TASK INSTRUCTIONS >> Copy every entry precisely.

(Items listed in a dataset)
======

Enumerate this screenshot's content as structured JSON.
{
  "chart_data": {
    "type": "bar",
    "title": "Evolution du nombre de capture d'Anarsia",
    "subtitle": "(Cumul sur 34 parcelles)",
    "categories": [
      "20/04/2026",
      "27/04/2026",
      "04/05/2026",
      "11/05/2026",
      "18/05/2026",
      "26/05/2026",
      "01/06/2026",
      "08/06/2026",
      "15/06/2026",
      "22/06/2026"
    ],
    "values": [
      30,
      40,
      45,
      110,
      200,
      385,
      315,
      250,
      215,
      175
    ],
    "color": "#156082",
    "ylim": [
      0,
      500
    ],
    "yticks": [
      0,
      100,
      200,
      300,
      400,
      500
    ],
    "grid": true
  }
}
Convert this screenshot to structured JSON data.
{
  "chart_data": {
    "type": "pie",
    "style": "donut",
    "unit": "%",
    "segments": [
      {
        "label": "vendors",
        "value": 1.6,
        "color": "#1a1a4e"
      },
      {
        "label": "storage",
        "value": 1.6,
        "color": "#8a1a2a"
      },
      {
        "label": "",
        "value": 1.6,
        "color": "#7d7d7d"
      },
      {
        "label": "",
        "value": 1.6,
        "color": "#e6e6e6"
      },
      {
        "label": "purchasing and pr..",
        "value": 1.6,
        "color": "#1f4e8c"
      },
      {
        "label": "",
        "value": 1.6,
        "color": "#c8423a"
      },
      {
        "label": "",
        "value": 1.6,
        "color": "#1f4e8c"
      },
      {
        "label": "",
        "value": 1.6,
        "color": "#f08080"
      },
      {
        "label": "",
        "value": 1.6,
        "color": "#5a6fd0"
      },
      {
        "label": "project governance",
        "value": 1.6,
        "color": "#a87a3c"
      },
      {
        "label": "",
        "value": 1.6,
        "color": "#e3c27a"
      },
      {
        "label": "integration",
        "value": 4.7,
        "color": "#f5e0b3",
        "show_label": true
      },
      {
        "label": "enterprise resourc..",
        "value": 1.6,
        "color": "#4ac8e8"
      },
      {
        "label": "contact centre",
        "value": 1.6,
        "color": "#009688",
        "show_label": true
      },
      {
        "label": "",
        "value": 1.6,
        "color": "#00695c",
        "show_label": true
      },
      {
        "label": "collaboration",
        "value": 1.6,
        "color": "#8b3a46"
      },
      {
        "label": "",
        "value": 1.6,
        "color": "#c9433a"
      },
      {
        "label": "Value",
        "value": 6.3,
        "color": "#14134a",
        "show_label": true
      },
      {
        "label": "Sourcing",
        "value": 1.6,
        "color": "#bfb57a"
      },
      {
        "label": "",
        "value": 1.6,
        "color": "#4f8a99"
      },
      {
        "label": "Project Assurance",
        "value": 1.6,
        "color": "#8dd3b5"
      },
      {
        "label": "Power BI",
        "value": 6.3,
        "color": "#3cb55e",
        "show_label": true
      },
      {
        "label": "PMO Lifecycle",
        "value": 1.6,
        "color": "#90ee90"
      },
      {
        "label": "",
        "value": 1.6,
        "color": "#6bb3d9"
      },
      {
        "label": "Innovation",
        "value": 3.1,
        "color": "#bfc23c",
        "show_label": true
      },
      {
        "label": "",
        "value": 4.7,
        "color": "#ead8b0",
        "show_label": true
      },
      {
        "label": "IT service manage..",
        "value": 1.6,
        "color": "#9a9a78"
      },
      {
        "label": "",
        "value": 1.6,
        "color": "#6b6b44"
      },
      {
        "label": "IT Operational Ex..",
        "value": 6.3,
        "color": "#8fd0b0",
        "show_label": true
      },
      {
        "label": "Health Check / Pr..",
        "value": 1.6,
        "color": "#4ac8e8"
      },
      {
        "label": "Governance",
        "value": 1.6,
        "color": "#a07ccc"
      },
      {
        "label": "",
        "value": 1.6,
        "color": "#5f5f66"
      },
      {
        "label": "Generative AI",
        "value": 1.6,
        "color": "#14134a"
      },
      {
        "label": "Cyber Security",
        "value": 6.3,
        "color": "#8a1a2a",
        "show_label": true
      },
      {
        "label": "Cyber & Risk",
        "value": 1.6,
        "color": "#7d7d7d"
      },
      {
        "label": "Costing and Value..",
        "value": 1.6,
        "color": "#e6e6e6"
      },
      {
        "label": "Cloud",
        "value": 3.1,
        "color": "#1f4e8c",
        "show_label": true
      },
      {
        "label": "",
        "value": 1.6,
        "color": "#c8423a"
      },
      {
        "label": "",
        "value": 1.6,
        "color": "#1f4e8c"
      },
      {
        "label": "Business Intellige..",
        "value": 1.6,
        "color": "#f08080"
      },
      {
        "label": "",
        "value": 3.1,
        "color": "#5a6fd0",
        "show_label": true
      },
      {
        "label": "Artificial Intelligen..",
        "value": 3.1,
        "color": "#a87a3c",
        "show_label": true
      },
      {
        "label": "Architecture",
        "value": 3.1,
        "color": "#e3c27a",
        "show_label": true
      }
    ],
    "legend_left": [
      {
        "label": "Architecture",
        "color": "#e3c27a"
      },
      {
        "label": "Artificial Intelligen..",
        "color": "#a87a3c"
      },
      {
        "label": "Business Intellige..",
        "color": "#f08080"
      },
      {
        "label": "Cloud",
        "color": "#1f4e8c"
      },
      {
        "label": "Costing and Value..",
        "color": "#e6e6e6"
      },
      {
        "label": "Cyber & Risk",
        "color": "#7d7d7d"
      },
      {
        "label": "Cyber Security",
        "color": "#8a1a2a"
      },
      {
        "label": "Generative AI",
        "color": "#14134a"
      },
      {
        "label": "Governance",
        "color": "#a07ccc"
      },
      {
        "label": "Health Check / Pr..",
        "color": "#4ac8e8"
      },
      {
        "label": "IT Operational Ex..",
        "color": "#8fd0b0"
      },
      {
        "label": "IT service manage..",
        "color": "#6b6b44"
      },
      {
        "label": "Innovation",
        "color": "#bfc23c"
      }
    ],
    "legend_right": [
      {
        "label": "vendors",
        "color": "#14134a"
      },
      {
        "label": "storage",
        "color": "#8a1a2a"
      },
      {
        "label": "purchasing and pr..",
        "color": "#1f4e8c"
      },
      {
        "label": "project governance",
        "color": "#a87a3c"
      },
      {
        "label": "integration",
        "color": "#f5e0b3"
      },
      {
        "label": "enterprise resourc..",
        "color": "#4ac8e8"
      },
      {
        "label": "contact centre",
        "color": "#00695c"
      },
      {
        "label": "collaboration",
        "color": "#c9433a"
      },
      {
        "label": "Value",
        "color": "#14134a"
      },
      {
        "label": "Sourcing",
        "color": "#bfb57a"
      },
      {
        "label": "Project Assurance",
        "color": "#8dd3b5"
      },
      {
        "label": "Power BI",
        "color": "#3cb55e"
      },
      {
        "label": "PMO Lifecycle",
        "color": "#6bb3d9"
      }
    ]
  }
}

======

EXERCISE RESULT >>
Enumerate this screenshot's content as structured JSON.
{
  "chart_data": {
    "type": "bar",
    "title": "Evolution du nombre de capture d'Anarsia",
    "subtitle": "(Cumul sur 34 parcelles)",
    "categories": [
      "20/04/2026",
      "27/04/2026",
      "04/05/2026",
      "11/05/2026",
      "18/05/2026",
      "26/05/2026",
      "01/06/2026",
      "08/06/2026",
      "15/06/2026",
      "22/06/2026"
    ],
    "values": [
      30,
      40,
      45,
      110,
      200,
      385,
      315,
      250,
      215,
      175
    ],
    "color": "#156082",
    "ylim": [
      0,
      500
    ],
    "yticks": [
      0,
      100,
      200,
      300,
      400,
      500
    ],
    "grid": true
  }
}
Convert this screenshot to structured JSON data.
{
  "chart_data": {
    "type": "pie",
    "style": "donut",
    "unit": "%",
    "segments": [
      {
        "label": "vendors",
        "value": 1.6,
        "color": "#1a1a4e"
      },
      {
        "label": "storage",
        "value": 1.6,
        "color": "#8a1a2a"
      },
      {
        "label": "",
        "value": 1.6,
        "color": "#7d7d7d"
      },
      {
        "label": "",
        "value": 1.6,
        "color": "#e6e6e6"
      },
      {
        "label": "purchasing and pr..",
        "value": 1.6,
        "color": "#1f4e8c"
      },
      {
        "label": "",
        "value": 1.6,
        "color": "#c8423a"
      },
      {
        "label": "",
        "value": 1.6,
        "color": "#1f4e8c"
      },
      {
        "label": "",
        "value": 1.6,
        "color": "#f08080"
      },
      {
        "label": "",
        "value": 1.6,
        "color": "#5a6fd0"
      },
      {
        "label": "project governance",
        "value": 1.6,
        "color": "#a87a3c"
      },
      {
        "label": "",
        "value": 1.6,
        "color": "#e3c27a"
      },
      {
        "label": "integration",
        "value": 4.7,
        "color": "#f5e0b3",
        "show_label": true
      },
      {
        "label": "enterprise resourc..",
        "value": 1.6,
        "color": "#4ac8e8"
      },
      {
        "label": "contact centre",
        "value": 1.6,
        "color": "#009688",
        "show_label": true
      },
      {
        "label": "",
        "value": 1.6,
        "color": "#00695c",
        "show_label": true
      },
      {
        "label": "collaboration",
        "value": 1.6,
        "color": "#8b3a46"
      },
      {
        "label": "",
        "value": 1.6,
        "color": "#c9433a"
      },
      {
        "label": "Value",
        "value": 6.3,
        "color": "#14134a",
        "show_label": true
      },
      {
        "label": "Sourcing",
        "value": 1.6,
        "color": "#bfb57a"
      },
      {
        "label": "",
        "value": 1.6,
        "color": "#4f8a99"
      },
      {
        "label": "Project Assurance",
        "value": 1.6,
        "color": "#8dd3b5"
      },
      {
        "label": "Power BI",
        "value": 6.3,
        "color": "#3cb55e",
        "show_label": true
      },
      {
        "label": "PMO Lifecycle",
        "value": 1.6,
        "color": "#90ee90"
      },
      {
        "label": "",
        "value": 1.6,
        "color": "#6bb3d9"
      },
      {
        "label": "Innovation",
        "value": 3.1,
        "color": "#bfc23c",
        "show_label": true
      },
      {
        "label": "",
        "value": 4.7,
        "color": "#ead8b0",
        "show_label": true
      },
      {
        "label": "IT service manage..",
        "value": 1.6,
        "color": "#9a9a78"
      },
      {
        "label": "",
        "value": 1.6,
        "color": "#6b6b44"
      },
      {
        "label": "IT Operational Ex..",
        "value": 6.3,
        "color": "#8fd0b0",
        "show_label": true
      },
      {
        "label": "Health Check / Pr..",
        "value": 1.6,
        "color": "#4ac8e8"
      },
      {
        "label": "Governance",
        "value": 1.6,
        "color": "#a07ccc"
      },
      {
        "label": "",
        "value": 1.6,
        "color": "#5f5f66"
      },
      {
        "label": "Generative AI",
        "value": 1.6,
        "color": "#14134a"
      },
      {
        "label": "Cyber Security",
        "value": 6.3,
        "color": "#8a1a2a",
        "show_label": true
      },
      {
        "label": "Cyber & Risk",
        "value": 1.6,
        "color": "#7d7d7d"
      },
      {
        "label": "Costing and Value..",
        "value": 1.6,
        "color": "#e6e6e6"
      },
      {
        "label": "Cloud",
        "value": 3.1,
        "color": "#1f4e8c",
        "show_label": true
      },
      {
        "label": "",
        "value": 1.6,
        "color": "#c8423a"
      },
      {
        "label": "",
        "value": 1.6,
        "color": "#1f4e8c"
      },
      {
        "label": "Business Intellige..",
        "value": 1.6,
        "color": "#f08080"
      },
      {
        "label": "",
        "value": 3.1,
        "color": "#5a6fd0",
        "show_label": true
      },
      {
        "label": "Artificial Intelligen..",
        "value": 3.1,
        "color": "#a87a3c",
        "show_label": true
      },
      {
        "label": "Architecture",
        "value": 3.1,
        "color": "#e3c27a",
        "show_label": true
      }
    ],
    "legend_left": [
      {
        "label": "Architecture",
        "color": "#e3c27a"
      },
      {
        "label": "Artificial Intelligen..",
        "color": "#a87a3c"
      },
      {
        "label": "Business Intellige..",
        "color": "#f08080"
      },
      {
        "label": "Cloud",
        "color": "#1f4e8c"
      },
      {
        "label": "Costing and Value..",
        "color": "#e6e6e6"
      },
      {
        "label": "Cyber & Risk",
        "color": "#7d7d7d"
      },
      {
        "label": "Cyber Security",
        "color": "#8a1a2a"
      },
      {
        "label": "Generative AI",
        "color": "#14134a"
      },
      {
        "label": "Governance",
        "color": "#a07ccc"
      },
      {
        "label": "Health Check / Pr..",
        "color": "#4ac8e8"
      },
      {
        "label": "IT Operational Ex..",
        "color": "#8fd0b0"
      },
      {
        "label": "IT service manage..",
        "color": "#6b6b44"
      },
      {
        "label": "Innovation",
        "color": "#bfc23c"
      }
    ],
    "legend_right": [
      {
        "label": "vendors",
        "color": "#14134a"
      },
      {
        "label": "storage",
        "color": "#8a1a2a"
      },
      {
        "label": "purchasing and pr..",
        "color": "#1f4e8c"
      },
      {
        "label": "project governance",
        "color": "#a87a3c"
      },
      {
        "label": "integration",
        "color": "#f5e0b3"
      },
      {
        "label": "enterprise resourc..",
        "color": "#4ac8e8"
      },
      {
        "label": "contact centre",
        "color": "#00695c"
      },
      {
        "label": "collaboration",
        "color": "#c9433a"
      },
      {
        "label": "Value",
        "color": "#14134a"
      },
      {
        "label": "Sourcing",
        "color": "#bfb57a"
      },
      {
        "label": "Project Assurance",
        "color": "#8dd3b5"
      },
      {
        "label": "Power BI",
        "color": "#3cb55e"
      },
      {
        "label": "PMO Lifecycle",
        "color": "#6bb3d9"
      }
    ]
  }
}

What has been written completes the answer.